*WHAT YOU WILL DO*
Transcribe all the records exactly and omit any images they hold.

*MATERIAL PROVIDED*
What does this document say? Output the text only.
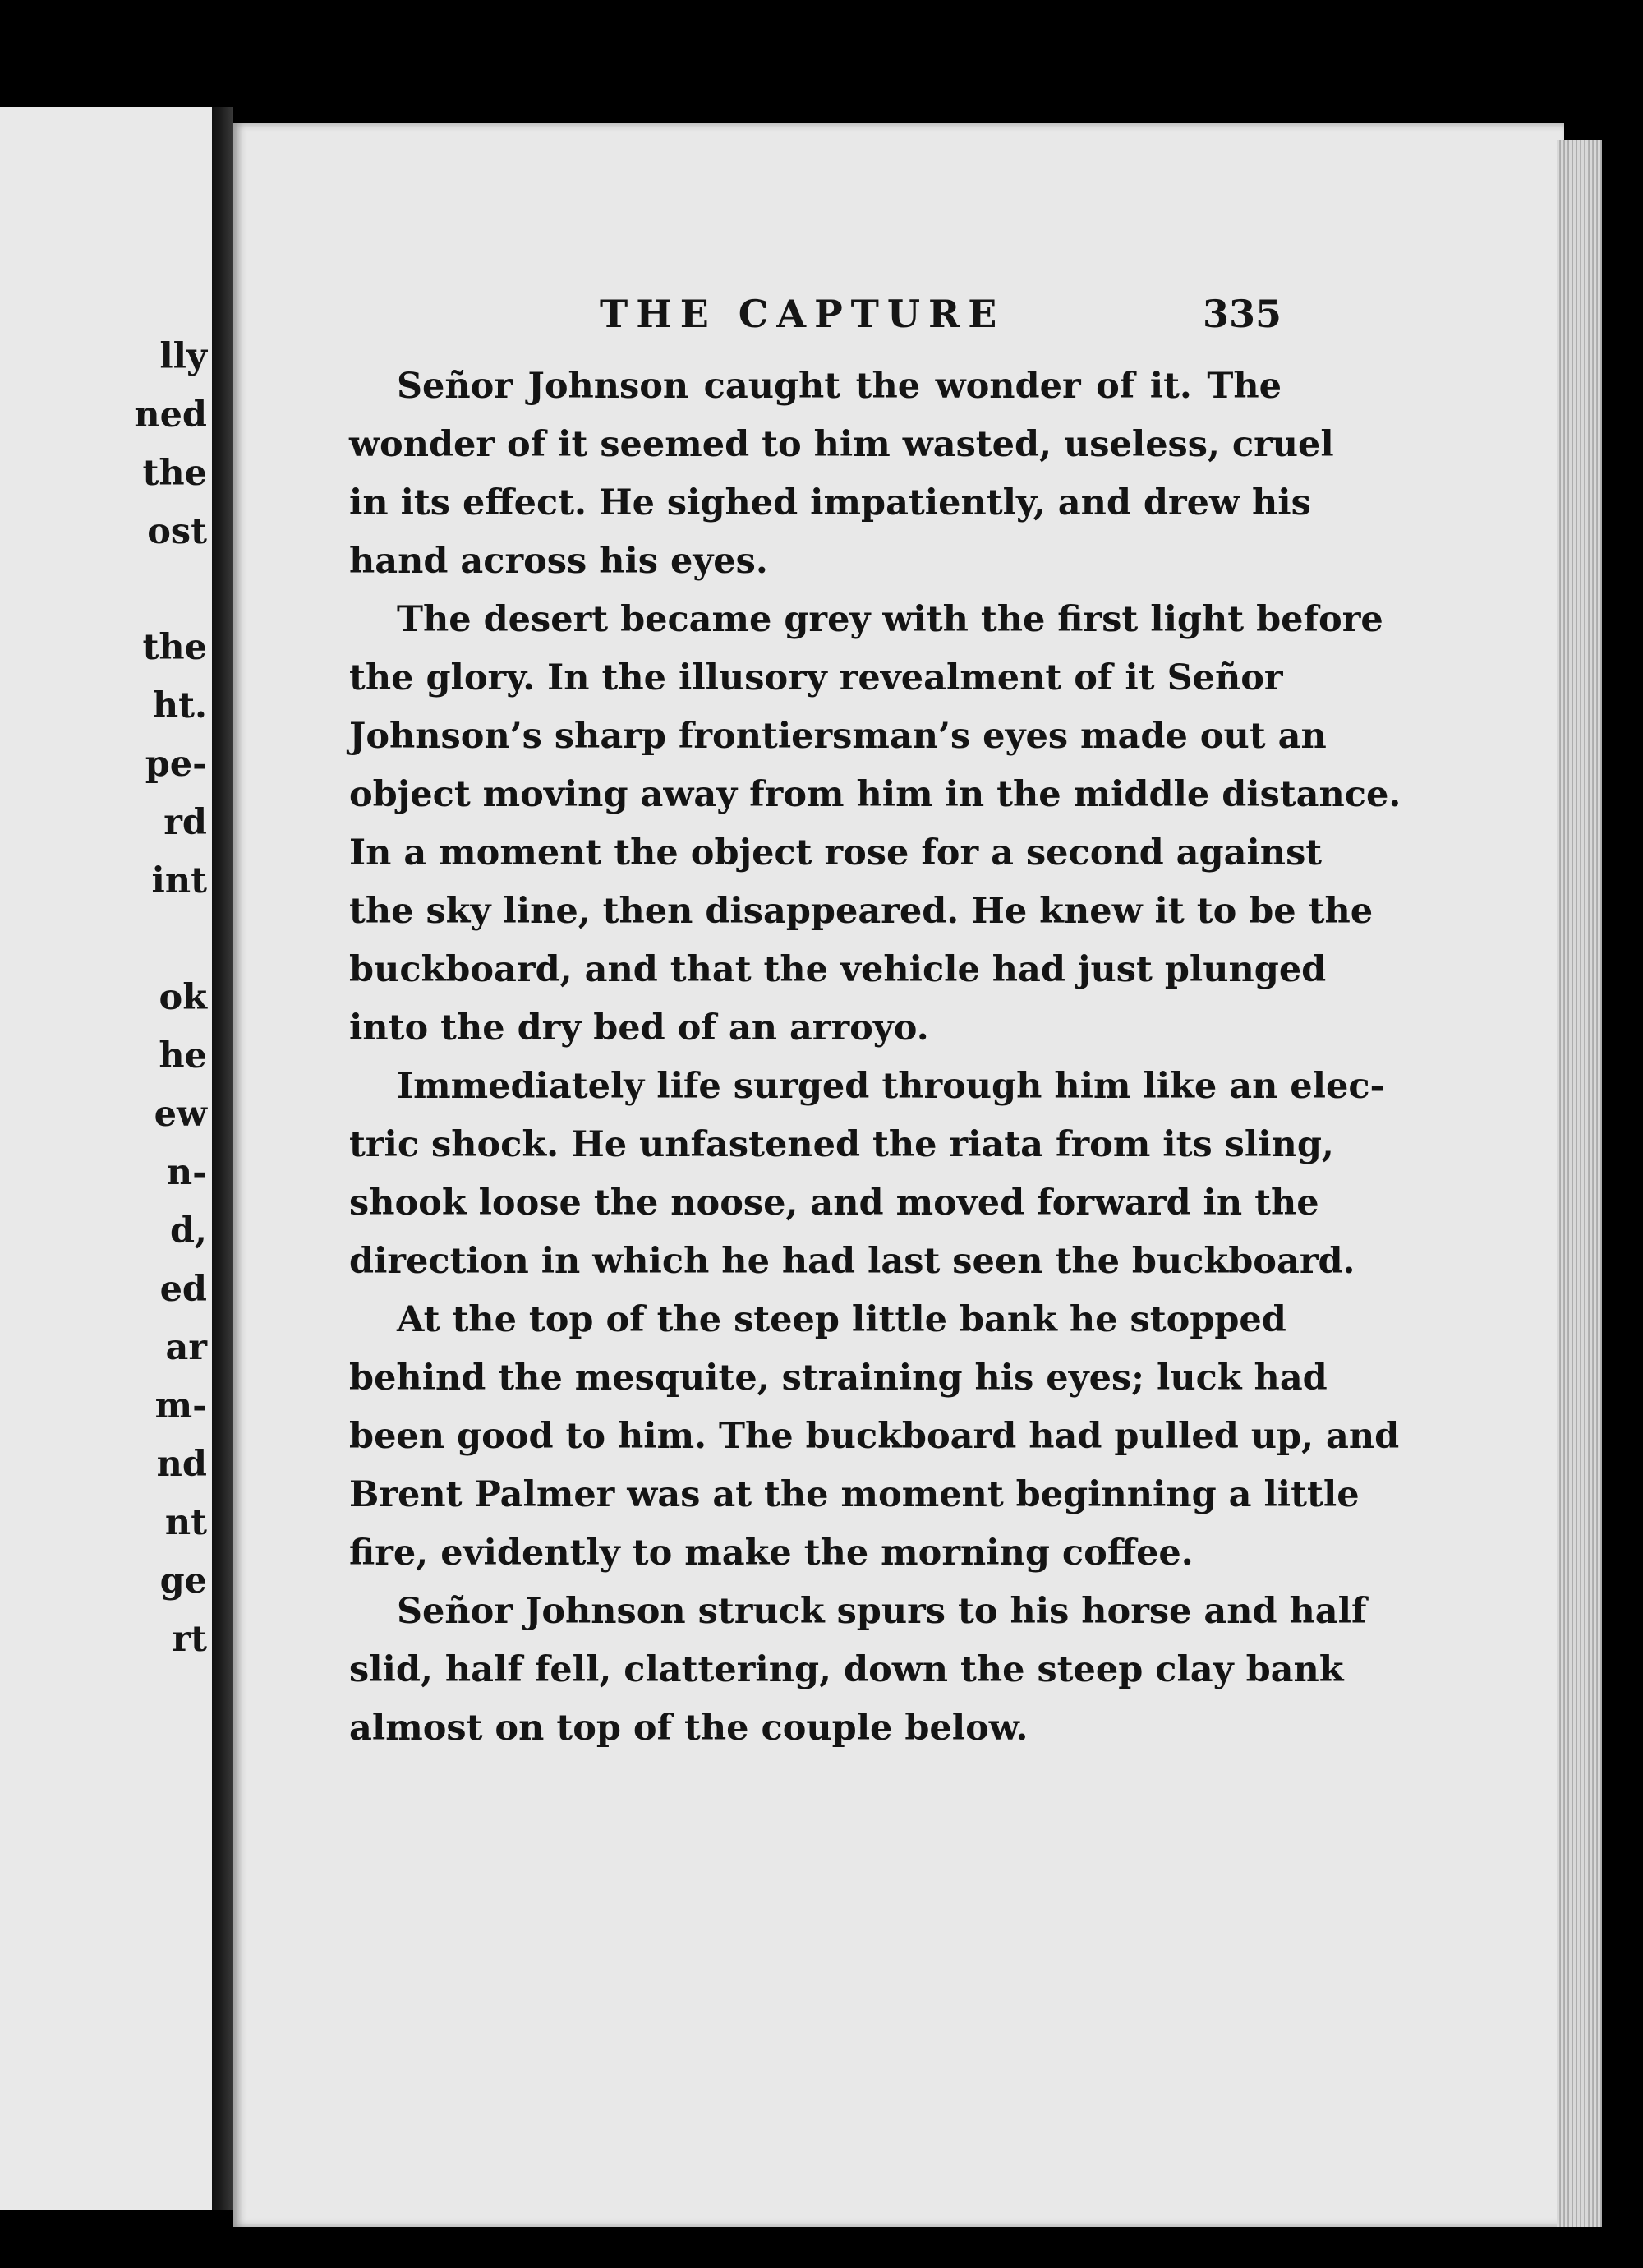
lly
ned
the
ost
the
ht.
pe-
rd
int
ok
he
ew
n-
d,
ed
ar
m-
nd
nt
ge
rt
THE CAPTURE	335
Señor Johnson caught the wonder of it. The
wonder of it seemed to him wasted, useless, cruel
in its effect. He sighed impatiently, and drew his
hand across his eyes.
The desert became grey with the first light before
the glory. In the illusory revealment of it Señor
Johnson’s sharp frontiersman’s eyes made out an
object moving away from him in the middle distance.
In a moment the object rose for a second against
the sky line, then disappeared. He knew it to be the
buckboard, and that the vehicle had just plunged
into the dry bed of an arroyo.
Immediately life surged through him like an elec-
tric shock. He unfastened the riata from its sling,
shook loose the noose, and moved forward in the
direction in which he had last seen the buckboard.
At the top of the steep little bank he stopped
behind the mesquite, straining his eyes; luck had
been good to him. The buckboard had pulled up, and
Brent Palmer was at the moment beginning a little
fire, evidently to make the morning coffee.
Señor Johnson struck spurs to his horse and half
slid, half fell, clattering, down the steep clay bank
almost on top of the couple below.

*WRITTEN RESPONSE*
What does this document say? Output the text only.
lly
ned
the
ost
the
ht.
pe-
rd
int
ok
he
ew
n-
d,
ed
ar
m-
nd
nt
ge
rt
THE CAPTURE	335
Señor Johnson caught the wonder of it. The
wonder of it seemed to him wasted, useless, cruel
in its effect. He sighed impatiently, and drew his
hand across his eyes.
The desert became grey with the first light before
the glory. In the illusory revealment of it Señor
Johnson’s sharp frontiersman’s eyes made out an
object moving away from him in the middle distance.
In a moment the object rose for a second against
the sky line, then disappeared. He knew it to be the
buckboard, and that the vehicle had just plunged
into the dry bed of an arroyo.
Immediately life surged through him like an elec-
tric shock. He unfastened the riata from its sling,
shook loose the noose, and moved forward in the
direction in which he had last seen the buckboard.
At the top of the steep little bank he stopped
behind the mesquite, straining his eyes; luck had
been good to him. The buckboard had pulled up, and
Brent Palmer was at the moment beginning a little
fire, evidently to make the morning coffee.
Señor Johnson struck spurs to his horse and half
slid, half fell, clattering, down the steep clay bank
almost on top of the couple below.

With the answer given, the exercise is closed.